- **INSTRUCTIONS TO FOLLOW**
For the data below, report only the number of lines containing the string "ВІДГУКИ".

(Items listed in a dataset)
— BEGIN —

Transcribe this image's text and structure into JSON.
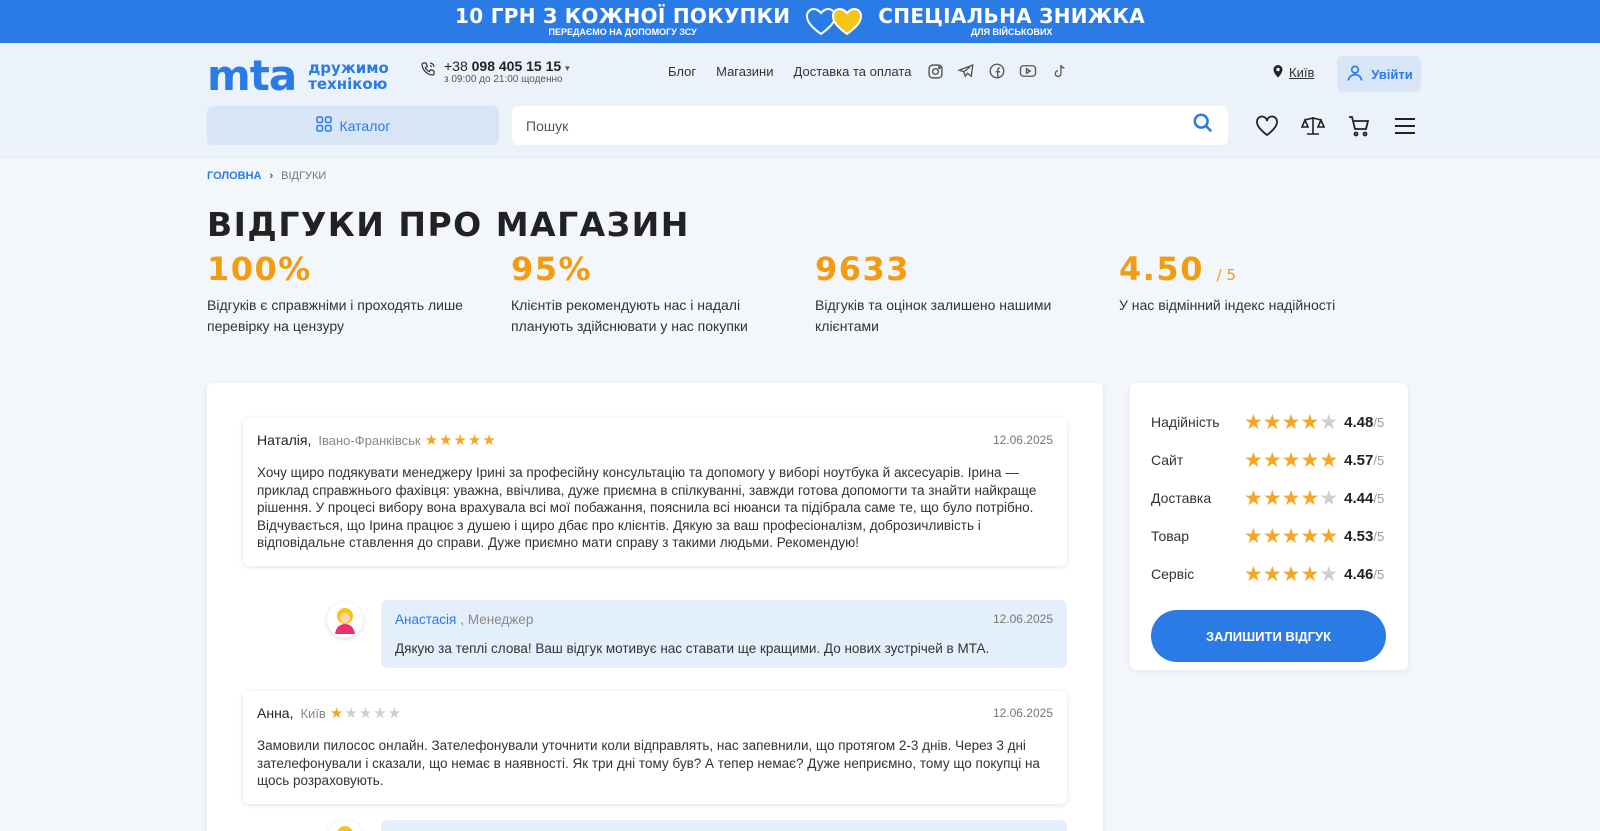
{
  "promo": {
    "left_title": "10 ГРН З КОЖНОЇ ПОКУПКИ",
    "left_sub": "ПЕРЕДАЄМО НА ДОПОМОГУ ЗСУ",
    "right_title": "СПЕЦІАЛЬНА ЗНИЖКА",
    "right_sub": "ДЛЯ ВІЙСЬКОВИХ",
    "heart_colors": [
      "#2b7be6",
      "#f5c518"
    ]
  },
  "header": {
    "logo": "mta",
    "slogan_line1": "дружимо",
    "slogan_line2": "технікою",
    "phone_prefix": "+38",
    "phone_number": "098 405 15 15",
    "hours": "з 09:00 до 21:00 щоденно",
    "nav": [
      "Блог",
      "Магазини",
      "Доставка та оплата"
    ],
    "socials": [
      "instagram-icon",
      "telegram-icon",
      "facebook-icon",
      "youtube-icon",
      "tiktok-icon"
    ],
    "city": "Київ",
    "login": "Увійти",
    "catalog": "Каталог",
    "search_placeholder": "Пошук",
    "icons": [
      "heart-icon",
      "compare-icon",
      "cart-icon",
      "menu-icon"
    ]
  },
  "breadcrumb": {
    "home": "ГОЛОВНА",
    "current": "ВІДГУКИ"
  },
  "page_title": "ВІДГУКИ ПРО МАГАЗИН",
  "stats": [
    {
      "value": "100%",
      "suffix": "",
      "text": "Відгуків є справжніми і проходять лише перевірку на цензуру"
    },
    {
      "value": "95%",
      "suffix": "",
      "text": "Клієнтів рекомендують нас і надалі планують здійснювати у нас покупки"
    },
    {
      "value": "9633",
      "suffix": "",
      "text": "Відгуків та оцінок залишено нашими клієнтами"
    },
    {
      "value": "4.50",
      "suffix": "/ 5",
      "text": "У нас відмінний індекс надійності"
    }
  ],
  "reviews": [
    {
      "author": "Наталія,",
      "city": "Івано-Франківськ",
      "stars": 5,
      "date": "12.06.2025",
      "text": "Хочу щиро подякувати менеджеру Ірині за професійну консультацію та допомогу у виборі ноутбука й аксесуарів. Ірина — приклад справжнього фахівця: уважна, ввічлива, дуже приємна в спілкуванні, завжди готова допомогти та знайти найкраще рішення. У процесі вибору вона врахувала всі мої побажання, пояснила всі нюанси та підібрала саме те, що було потрібно. Відчувається, що Ірина працює з душею і щиро дбає про клієнтів. Дякую за ваш професіоналізм, доброзичливість і відповідальне ставлення до справи. Дуже приємно мати справу з такими людьми. Рекомендую!",
      "reply": {
        "name": "Анастасія",
        "role": ", Менеджер",
        "date": "12.06.2025",
        "text": "Дякую за теплі слова! Ваш відгук мотивує нас ставати ще кращими. До нових зустрічей в МТА."
      }
    },
    {
      "author": "Анна,",
      "city": "Київ",
      "stars": 1,
      "date": "12.06.2025",
      "text": "Замовили пилосос онлайн. Зателефонували уточнити коли відправлять, нас запевнили, що протягом 2-3 днів. Через 3 дні зателефонували і сказали, що немає в наявності. Як три дні тому був? А тепер немає? Дуже неприємно, тому що покупці на щось розраховують."
    }
  ],
  "ratings": [
    {
      "label": "Надійність",
      "stars": 4,
      "value": "4.48",
      "of": "/5"
    },
    {
      "label": "Сайт",
      "stars": 5,
      "value": "4.57",
      "of": "/5"
    },
    {
      "label": "Доставка",
      "stars": 4,
      "value": "4.44",
      "of": "/5"
    },
    {
      "label": "Товар",
      "stars": 5,
      "value": "4.53",
      "of": "/5"
    },
    {
      "label": "Сервіс",
      "stars": 4,
      "value": "4.46",
      "of": "/5"
    }
  ],
  "leave_review": "ЗАЛИШИТИ ВІДГУК",
  "colors": {
    "accent": "#2b7be6",
    "star": "#f5a623",
    "stat": "#f39c12"
  }
}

— END —

- **FINAL ANSWER**
2